RECORDS PROVIDED ->
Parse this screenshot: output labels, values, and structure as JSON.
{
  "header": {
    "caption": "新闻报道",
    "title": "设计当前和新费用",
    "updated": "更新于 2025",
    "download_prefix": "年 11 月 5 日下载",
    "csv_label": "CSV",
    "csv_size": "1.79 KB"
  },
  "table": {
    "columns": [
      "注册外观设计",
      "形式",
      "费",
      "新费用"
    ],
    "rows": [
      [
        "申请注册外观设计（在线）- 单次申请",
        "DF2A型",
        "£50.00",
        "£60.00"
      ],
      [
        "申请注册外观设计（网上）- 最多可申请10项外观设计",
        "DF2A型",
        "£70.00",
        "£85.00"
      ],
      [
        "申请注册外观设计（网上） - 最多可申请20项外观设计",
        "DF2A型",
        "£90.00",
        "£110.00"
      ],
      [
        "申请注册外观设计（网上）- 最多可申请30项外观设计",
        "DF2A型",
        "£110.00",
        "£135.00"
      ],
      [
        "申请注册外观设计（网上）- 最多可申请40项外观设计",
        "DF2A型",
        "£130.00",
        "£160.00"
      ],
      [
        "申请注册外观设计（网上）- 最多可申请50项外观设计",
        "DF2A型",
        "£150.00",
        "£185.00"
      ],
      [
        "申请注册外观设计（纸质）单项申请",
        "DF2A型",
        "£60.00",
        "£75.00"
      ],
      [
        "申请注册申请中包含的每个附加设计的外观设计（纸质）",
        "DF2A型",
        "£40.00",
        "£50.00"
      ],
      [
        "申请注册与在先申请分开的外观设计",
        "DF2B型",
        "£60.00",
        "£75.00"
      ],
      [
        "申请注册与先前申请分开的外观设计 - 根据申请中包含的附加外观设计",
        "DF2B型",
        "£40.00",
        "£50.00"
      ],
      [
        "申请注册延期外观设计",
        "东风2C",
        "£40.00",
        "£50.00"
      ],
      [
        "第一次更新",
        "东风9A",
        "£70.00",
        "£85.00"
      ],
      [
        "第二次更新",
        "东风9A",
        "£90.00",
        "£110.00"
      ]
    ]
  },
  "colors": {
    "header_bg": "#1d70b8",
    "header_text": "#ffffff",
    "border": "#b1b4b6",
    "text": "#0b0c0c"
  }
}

WORK REQUIRED -> Write the entries again, exactly as they stand.

TASK RESPONSE ->
Parse this screenshot: output labels, values, and structure as JSON.
{
  "header": {
    "caption": "新闻报道",
    "title": "设计当前和新费用",
    "updated": "更新于 2025",
    "download_prefix": "年 11 月 5 日下载",
    "csv_label": "CSV",
    "csv_size": "1.79 KB"
  },
  "table": {
    "columns": [
      "注册外观设计",
      "形式",
      "费",
      "新费用"
    ],
    "rows": [
      [
        "申请注册外观设计（在线）- 单次申请",
        "DF2A型",
        "£50.00",
        "£60.00"
      ],
      [
        "申请注册外观设计（网上）- 最多可申请10项外观设计",
        "DF2A型",
        "£70.00",
        "£85.00"
      ],
      [
        "申请注册外观设计（网上） - 最多可申请20项外观设计",
        "DF2A型",
        "£90.00",
        "£110.00"
      ],
      [
        "申请注册外观设计（网上）- 最多可申请30项外观设计",
        "DF2A型",
        "£110.00",
        "£135.00"
      ],
      [
        "申请注册外观设计（网上）- 最多可申请40项外观设计",
        "DF2A型",
        "£130.00",
        "£160.00"
      ],
      [
        "申请注册外观设计（网上）- 最多可申请50项外观设计",
        "DF2A型",
        "£150.00",
        "£185.00"
      ],
      [
        "申请注册外观设计（纸质）单项申请",
        "DF2A型",
        "£60.00",
        "£75.00"
      ],
      [
        "申请注册申请中包含的每个附加设计的外观设计（纸质）",
        "DF2A型",
        "£40.00",
        "£50.00"
      ],
      [
        "申请注册与在先申请分开的外观设计",
        "DF2B型",
        "£60.00",
        "£75.00"
      ],
      [
        "申请注册与先前申请分开的外观设计 - 根据申请中包含的附加外观设计",
        "DF2B型",
        "£40.00",
        "£50.00"
      ],
      [
        "申请注册延期外观设计",
        "东风2C",
        "£40.00",
        "£50.00"
      ],
      [
        "第一次更新",
        "东风9A",
        "£70.00",
        "£85.00"
      ],
      [
        "第二次更新",
        "东风9A",
        "£90.00",
        "£110.00"
      ]
    ]
  },
  "colors": {
    "header_bg": "#1d70b8",
    "header_text": "#ffffff",
    "border": "#b1b4b6",
    "text": "#0b0c0c"
  }
}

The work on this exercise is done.